» Do this
Please copy all the lines that follow, word for word.

▬▬▬▬▬▬

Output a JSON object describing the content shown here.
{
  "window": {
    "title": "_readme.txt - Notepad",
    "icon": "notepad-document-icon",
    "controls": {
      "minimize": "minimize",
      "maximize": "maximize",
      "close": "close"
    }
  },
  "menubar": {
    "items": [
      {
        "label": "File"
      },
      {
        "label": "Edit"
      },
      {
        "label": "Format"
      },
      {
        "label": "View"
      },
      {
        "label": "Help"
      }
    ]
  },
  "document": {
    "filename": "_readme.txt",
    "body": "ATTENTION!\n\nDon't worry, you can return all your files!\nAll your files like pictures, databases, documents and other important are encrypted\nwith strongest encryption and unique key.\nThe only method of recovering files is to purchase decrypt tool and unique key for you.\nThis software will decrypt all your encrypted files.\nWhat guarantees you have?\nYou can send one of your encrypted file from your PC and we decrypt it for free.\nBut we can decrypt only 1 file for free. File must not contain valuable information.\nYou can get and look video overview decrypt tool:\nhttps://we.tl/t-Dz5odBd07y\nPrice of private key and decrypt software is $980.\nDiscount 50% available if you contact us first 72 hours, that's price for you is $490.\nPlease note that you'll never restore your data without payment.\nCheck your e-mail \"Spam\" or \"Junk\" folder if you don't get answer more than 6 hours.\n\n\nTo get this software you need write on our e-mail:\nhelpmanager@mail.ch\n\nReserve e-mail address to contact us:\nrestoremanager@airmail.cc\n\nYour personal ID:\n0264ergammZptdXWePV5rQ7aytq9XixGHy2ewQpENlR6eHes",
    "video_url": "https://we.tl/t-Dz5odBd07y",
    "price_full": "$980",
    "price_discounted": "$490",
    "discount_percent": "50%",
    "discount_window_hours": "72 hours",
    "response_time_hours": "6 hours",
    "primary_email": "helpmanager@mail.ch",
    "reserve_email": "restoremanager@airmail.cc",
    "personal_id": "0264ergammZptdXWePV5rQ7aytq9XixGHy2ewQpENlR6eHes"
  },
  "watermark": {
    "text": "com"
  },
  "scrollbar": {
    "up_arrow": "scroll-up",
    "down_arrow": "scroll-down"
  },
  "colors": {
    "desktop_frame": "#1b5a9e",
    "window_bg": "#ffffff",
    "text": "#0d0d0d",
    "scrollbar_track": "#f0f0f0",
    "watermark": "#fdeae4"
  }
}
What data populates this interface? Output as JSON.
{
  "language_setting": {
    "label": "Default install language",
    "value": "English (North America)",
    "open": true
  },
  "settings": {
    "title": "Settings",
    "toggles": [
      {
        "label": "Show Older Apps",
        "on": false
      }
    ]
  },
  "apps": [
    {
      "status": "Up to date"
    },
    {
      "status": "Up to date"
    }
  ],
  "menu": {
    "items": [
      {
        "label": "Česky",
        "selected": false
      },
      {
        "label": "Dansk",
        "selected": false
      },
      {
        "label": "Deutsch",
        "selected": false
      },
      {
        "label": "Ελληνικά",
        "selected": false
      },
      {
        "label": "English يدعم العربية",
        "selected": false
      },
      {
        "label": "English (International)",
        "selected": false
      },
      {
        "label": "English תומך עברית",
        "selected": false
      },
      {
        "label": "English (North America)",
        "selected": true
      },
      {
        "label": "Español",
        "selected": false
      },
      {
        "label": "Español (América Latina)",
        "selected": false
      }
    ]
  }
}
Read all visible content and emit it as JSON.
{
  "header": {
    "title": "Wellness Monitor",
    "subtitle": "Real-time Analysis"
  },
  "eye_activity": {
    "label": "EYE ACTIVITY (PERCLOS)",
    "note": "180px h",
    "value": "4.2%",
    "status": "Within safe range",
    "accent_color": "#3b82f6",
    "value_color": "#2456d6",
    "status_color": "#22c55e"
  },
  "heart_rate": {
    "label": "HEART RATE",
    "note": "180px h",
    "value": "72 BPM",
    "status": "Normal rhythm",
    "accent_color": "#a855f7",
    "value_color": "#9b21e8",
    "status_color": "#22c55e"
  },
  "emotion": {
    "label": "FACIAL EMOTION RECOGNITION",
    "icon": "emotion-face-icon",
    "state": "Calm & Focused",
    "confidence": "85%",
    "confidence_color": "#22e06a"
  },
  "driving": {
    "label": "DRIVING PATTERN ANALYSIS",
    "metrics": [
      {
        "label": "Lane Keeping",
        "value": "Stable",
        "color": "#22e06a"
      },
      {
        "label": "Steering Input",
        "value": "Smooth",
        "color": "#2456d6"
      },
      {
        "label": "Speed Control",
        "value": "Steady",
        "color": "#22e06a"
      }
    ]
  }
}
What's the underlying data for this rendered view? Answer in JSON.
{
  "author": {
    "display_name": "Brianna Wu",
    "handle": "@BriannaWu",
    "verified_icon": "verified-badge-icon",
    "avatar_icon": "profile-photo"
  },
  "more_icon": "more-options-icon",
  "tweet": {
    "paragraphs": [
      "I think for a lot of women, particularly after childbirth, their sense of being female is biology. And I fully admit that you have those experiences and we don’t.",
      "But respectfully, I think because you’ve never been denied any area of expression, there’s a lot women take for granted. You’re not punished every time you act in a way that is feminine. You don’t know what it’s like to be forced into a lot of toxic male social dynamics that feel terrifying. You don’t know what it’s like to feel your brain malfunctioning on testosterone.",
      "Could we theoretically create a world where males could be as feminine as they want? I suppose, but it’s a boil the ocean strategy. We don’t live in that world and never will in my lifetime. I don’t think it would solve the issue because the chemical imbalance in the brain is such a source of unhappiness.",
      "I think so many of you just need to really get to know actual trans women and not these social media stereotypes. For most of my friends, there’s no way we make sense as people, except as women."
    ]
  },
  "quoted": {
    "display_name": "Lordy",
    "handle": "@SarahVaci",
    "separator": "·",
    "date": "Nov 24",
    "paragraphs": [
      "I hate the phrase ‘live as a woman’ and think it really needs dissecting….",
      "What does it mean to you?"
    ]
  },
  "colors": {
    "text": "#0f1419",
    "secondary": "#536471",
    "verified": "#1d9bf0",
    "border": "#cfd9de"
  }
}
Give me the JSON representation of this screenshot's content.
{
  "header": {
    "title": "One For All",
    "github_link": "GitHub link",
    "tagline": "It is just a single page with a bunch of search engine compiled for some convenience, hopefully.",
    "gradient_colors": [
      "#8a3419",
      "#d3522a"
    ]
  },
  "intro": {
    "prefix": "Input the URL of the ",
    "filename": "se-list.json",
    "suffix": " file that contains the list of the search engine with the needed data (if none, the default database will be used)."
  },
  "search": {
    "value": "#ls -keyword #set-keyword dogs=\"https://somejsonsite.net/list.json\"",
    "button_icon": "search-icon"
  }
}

▬▬▬▬▬▬

» Exercise answer
Output a JSON object describing the content shown here.
{
  "window": {
    "title": "_readme.txt - Notepad",
    "icon": "notepad-document-icon",
    "controls": {
      "minimize": "minimize",
      "maximize": "maximize",
      "close": "close"
    }
  },
  "menubar": {
    "items": [
      {
        "label": "File"
      },
      {
        "label": "Edit"
      },
      {
        "label": "Format"
      },
      {
        "label": "View"
      },
      {
        "label": "Help"
      }
    ]
  },
  "document": {
    "filename": "_readme.txt",
    "body": "ATTENTION!\n\nDon't worry, you can return all your files!\nAll your files like pictures, databases, documents and other important are encrypted\nwith strongest encryption and unique key.\nThe only method of recovering files is to purchase decrypt tool and unique key for you.\nThis software will decrypt all your encrypted files.\nWhat guarantees you have?\nYou can send one of your encrypted file from your PC and we decrypt it for free.\nBut we can decrypt only 1 file for free. File must not contain valuable information.\nYou can get and look video overview decrypt tool:\nhttps://we.tl/t-Dz5odBd07y\nPrice of private key and decrypt software is $980.\nDiscount 50% available if you contact us first 72 hours, that's price for you is $490.\nPlease note that you'll never restore your data without payment.\nCheck your e-mail \"Spam\" or \"Junk\" folder if you don't get answer more than 6 hours.\n\n\nTo get this software you need write on our e-mail:\nhelpmanager@mail.ch\n\nReserve e-mail address to contact us:\nrestoremanager@airmail.cc\n\nYour personal ID:\n0264ergammZptdXWePV5rQ7aytq9XixGHy2ewQpENlR6eHes",
    "video_url": "https://we.tl/t-Dz5odBd07y",
    "price_full": "$980",
    "price_discounted": "$490",
    "discount_percent": "50%",
    "discount_window_hours": "72 hours",
    "response_time_hours": "6 hours",
    "primary_email": "helpmanager@mail.ch",
    "reserve_email": "restoremanager@airmail.cc",
    "personal_id": "0264ergammZptdXWePV5rQ7aytq9XixGHy2ewQpENlR6eHes"
  },
  "watermark": {
    "text": "com"
  },
  "scrollbar": {
    "up_arrow": "scroll-up",
    "down_arrow": "scroll-down"
  },
  "colors": {
    "desktop_frame": "#1b5a9e",
    "window_bg": "#ffffff",
    "text": "#0d0d0d",
    "scrollbar_track": "#f0f0f0",
    "watermark": "#fdeae4"
  }
}
What data populates this interface? Output as JSON.
{
  "language_setting": {
    "label": "Default install language",
    "value": "English (North America)",
    "open": true
  },
  "settings": {
    "title": "Settings",
    "toggles": [
      {
        "label": "Show Older Apps",
        "on": false
      }
    ]
  },
  "apps": [
    {
      "status": "Up to date"
    },
    {
      "status": "Up to date"
    }
  ],
  "menu": {
    "items": [
      {
        "label": "Česky",
        "selected": false
      },
      {
        "label": "Dansk",
        "selected": false
      },
      {
        "label": "Deutsch",
        "selected": false
      },
      {
        "label": "Ελληνικά",
        "selected": false
      },
      {
        "label": "English يدعم العربية",
        "selected": false
      },
      {
        "label": "English (International)",
        "selected": false
      },
      {
        "label": "English תומך עברית",
        "selected": false
      },
      {
        "label": "English (North America)",
        "selected": true
      },
      {
        "label": "Español",
        "selected": false
      },
      {
        "label": "Español (América Latina)",
        "selected": false
      }
    ]
  }
}
Read all visible content and emit it as JSON.
{
  "header": {
    "title": "Wellness Monitor",
    "subtitle": "Real-time Analysis"
  },
  "eye_activity": {
    "label": "EYE ACTIVITY (PERCLOS)",
    "note": "180px h",
    "value": "4.2%",
    "status": "Within safe range",
    "accent_color": "#3b82f6",
    "value_color": "#2456d6",
    "status_color": "#22c55e"
  },
  "heart_rate": {
    "label": "HEART RATE",
    "note": "180px h",
    "value": "72 BPM",
    "status": "Normal rhythm",
    "accent_color": "#a855f7",
    "value_color": "#9b21e8",
    "status_color": "#22c55e"
  },
  "emotion": {
    "label": "FACIAL EMOTION RECOGNITION",
    "icon": "emotion-face-icon",
    "state": "Calm & Focused",
    "confidence": "85%",
    "confidence_color": "#22e06a"
  },
  "driving": {
    "label": "DRIVING PATTERN ANALYSIS",
    "metrics": [
      {
        "label": "Lane Keeping",
        "value": "Stable",
        "color": "#22e06a"
      },
      {
        "label": "Steering Input",
        "value": "Smooth",
        "color": "#2456d6"
      },
      {
        "label": "Speed Control",
        "value": "Steady",
        "color": "#22e06a"
      }
    ]
  }
}
What's the underlying data for this rendered view? Answer in JSON.
{
  "author": {
    "display_name": "Brianna Wu",
    "handle": "@BriannaWu",
    "verified_icon": "verified-badge-icon",
    "avatar_icon": "profile-photo"
  },
  "more_icon": "more-options-icon",
  "tweet": {
    "paragraphs": [
      "I think for a lot of women, particularly after childbirth, their sense of being female is biology. And I fully admit that you have those experiences and we don’t.",
      "But respectfully, I think because you’ve never been denied any area of expression, there’s a lot women take for granted. You’re not punished every time you act in a way that is feminine. You don’t know what it’s like to be forced into a lot of toxic male social dynamics that feel terrifying. You don’t know what it’s like to feel your brain malfunctioning on testosterone.",
      "Could we theoretically create a world where males could be as feminine as they want? I suppose, but it’s a boil the ocean strategy. We don’t live in that world and never will in my lifetime. I don’t think it would solve the issue because the chemical imbalance in the brain is such a source of unhappiness.",
      "I think so many of you just need to really get to know actual trans women and not these social media stereotypes. For most of my friends, there’s no way we make sense as people, except as women."
    ]
  },
  "quoted": {
    "display_name": "Lordy",
    "handle": "@SarahVaci",
    "separator": "·",
    "date": "Nov 24",
    "paragraphs": [
      "I hate the phrase ‘live as a woman’ and think it really needs dissecting….",
      "What does it mean to you?"
    ]
  },
  "colors": {
    "text": "#0f1419",
    "secondary": "#536471",
    "verified": "#1d9bf0",
    "border": "#cfd9de"
  }
}
Give me the JSON representation of this screenshot's content.
{
  "header": {
    "title": "One For All",
    "github_link": "GitHub link",
    "tagline": "It is just a single page with a bunch of search engine compiled for some convenience, hopefully.",
    "gradient_colors": [
      "#8a3419",
      "#d3522a"
    ]
  },
  "intro": {
    "prefix": "Input the URL of the ",
    "filename": "se-list.json",
    "suffix": " file that contains the list of the search engine with the needed data (if none, the default database will be used)."
  },
  "search": {
    "value": "#ls -keyword #set-keyword dogs=\"https://somejsonsite.net/list.json\"",
    "button_icon": "search-icon"
  }
}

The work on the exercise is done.